▶ Given data:
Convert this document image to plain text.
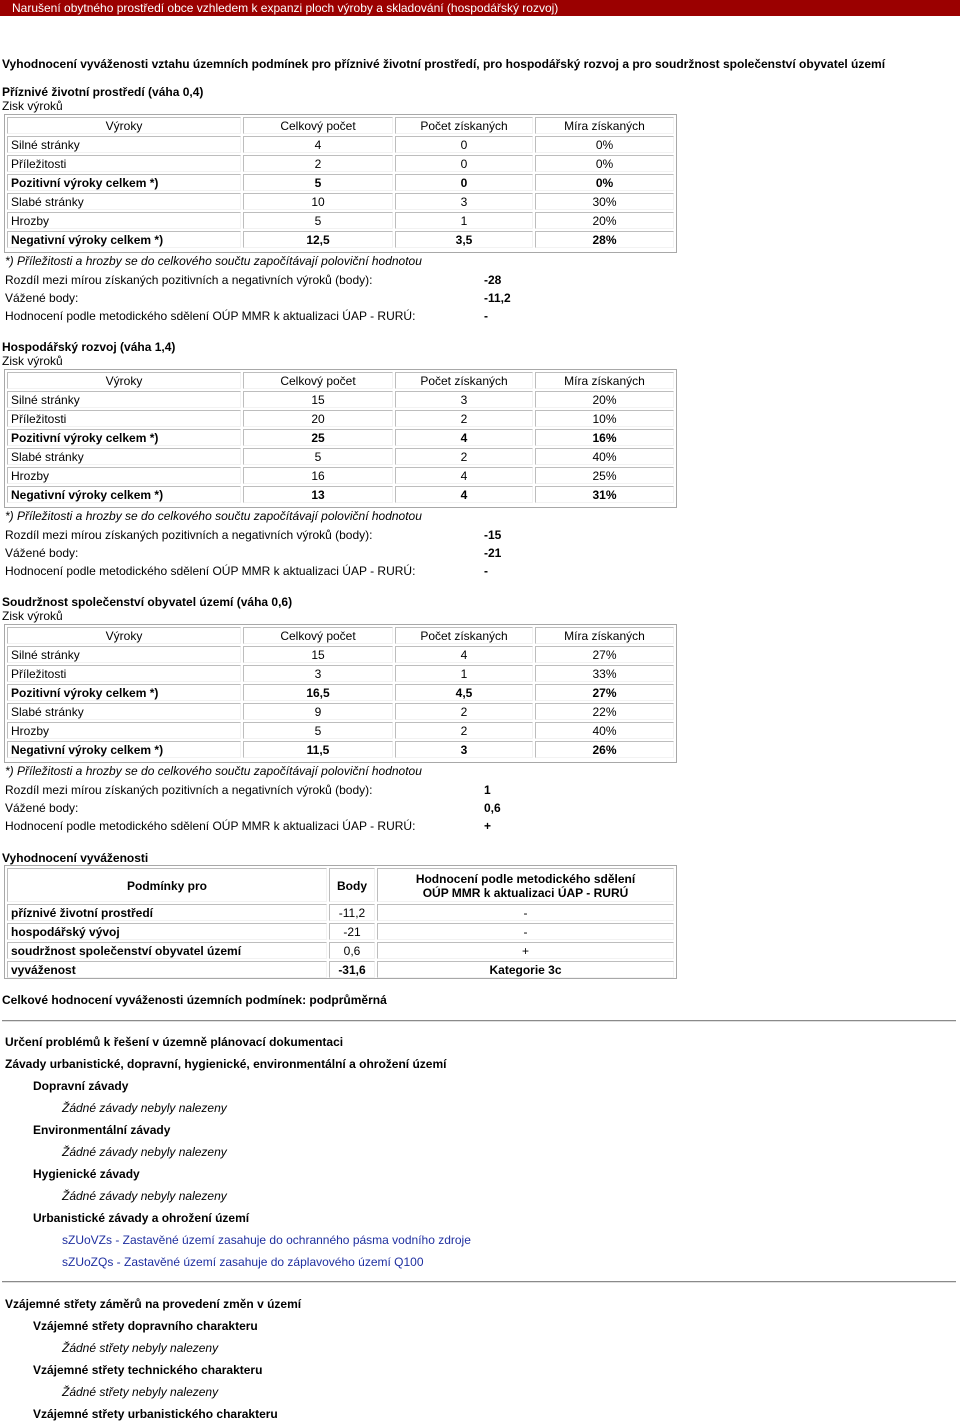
Narušení obytného prostředí obce vzhledem k expanzi ploch výroby a skladování (hospodářský rozvoj)
Vyhodnocení vyváženosti vztahu územních podmínek pro příznivé životní prostředí, pro hospodářský rozvoj a pro soudržnost společenství obyvatel území
Příznivé životní prostředí (váha 0,4)
Zisk výroků
Výroky	Celkový počet	Počet získaných	Míra získaných
Silné stránky	4	0	0%
Příležitosti	2	0	0%
Pozitivní výroky celkem *)	5	0	0%
Slabé stránky	10	3	30%
Hrozby	5	1	20%
Negativní výroky celkem *)	12,5	3,5	28%
*) Příležitosti a hrozby se do celkového součtu započítávají poloviční hodnotou
Rozdíl mezi mírou získaných pozitivních a negativních výroků (body):	-28
Vážené body:	-11,2
Hodnocení podle metodického sdělení OÚP MMR k aktualizaci ÚAP - RURÚ:	-
Hospodářský rozvoj (váha 1,4)
Zisk výroků
Výroky	Celkový počet	Počet získaných	Míra získaných
Silné stránky	15	3	20%
Příležitosti	20	2	10%
Pozitivní výroky celkem *)	25	4	16%
Slabé stránky	5	2	40%
Hrozby	16	4	25%
Negativní výroky celkem *)	13	4	31%
*) Příležitosti a hrozby se do celkového součtu započítávají poloviční hodnotou
Rozdíl mezi mírou získaných pozitivních a negativních výroků (body):	-15
Vážené body:	-21
Hodnocení podle metodického sdělení OÚP MMR k aktualizaci ÚAP - RURÚ:	-
Soudržnost společenství obyvatel území (váha 0,6)
Zisk výroků
Výroky	Celkový počet	Počet získaných	Míra získaných
Silné stránky	15	4	27%
Příležitosti	3	1	33%
Pozitivní výroky celkem *)	16,5	4,5	27%
Slabé stránky	9	2	22%
Hrozby	5	2	40%
Negativní výroky celkem *)	11,5	3	26%
*) Příležitosti a hrozby se do celkového součtu započítávají poloviční hodnotou
Rozdíl mezi mírou získaných pozitivních a negativních výroků (body):	1
Vážené body:	0,6
Hodnocení podle metodického sdělení OÚP MMR k aktualizaci ÚAP - RURÚ:	+
Vyhodnocení vyváženosti
Podmínky pro	Body	Hodnocení podle metodického sdělení
OÚP MMR k aktualizaci ÚAP - RURÚ
příznivé životní prostředí	-11,2	-
hospodářský vývoj	-21	-
soudržnost společenství obyvatel území	0,6	+
vyváženost	-31,6	Kategorie 3c
Celkové hodnocení vyváženosti územních podmínek: podprůměrná
Určení problémů k řešení v územně plánovací dokumentaci
Závady urbanistické, dopravní, hygienické, environmentální a ohrožení území
Dopravní závady
Žádné závady nebyly nalezeny
Environmentální závady
Žádné závady nebyly nalezeny
Hygienické závady
Žádné závady nebyly nalezeny
Urbanistické závady a ohrožení území
sZUoVZs - Zastavěné území zasahuje do ochranného pásma vodního zdroje
sZUoZQs - Zastavěné území zasahuje do záplavového území Q100
Vzájemné střety záměrů na provedení změn v území
Vzájemné střety dopravního charakteru
Žádné střety nebyly nalezeny
Vzájemné střety technického charakteru
Žádné střety nebyly nalezeny
Vzájemné střety urbanistického charakteru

▶ What is expected:
In the listing above, locate each line with "rozvoj" and copy it.

▶ Exercise answer:
Narušení obytného prostředí obce vzhledem k expanzi ploch výroby a skladování (hospodářský rozvoj)
Vyhodnocení vyváženosti vztahu územních podmínek pro příznivé životní prostředí, pro hospodářský rozvoj a pro soudržnost společenství obyvatel území
Hospodářský rozvoj (váha 1,4)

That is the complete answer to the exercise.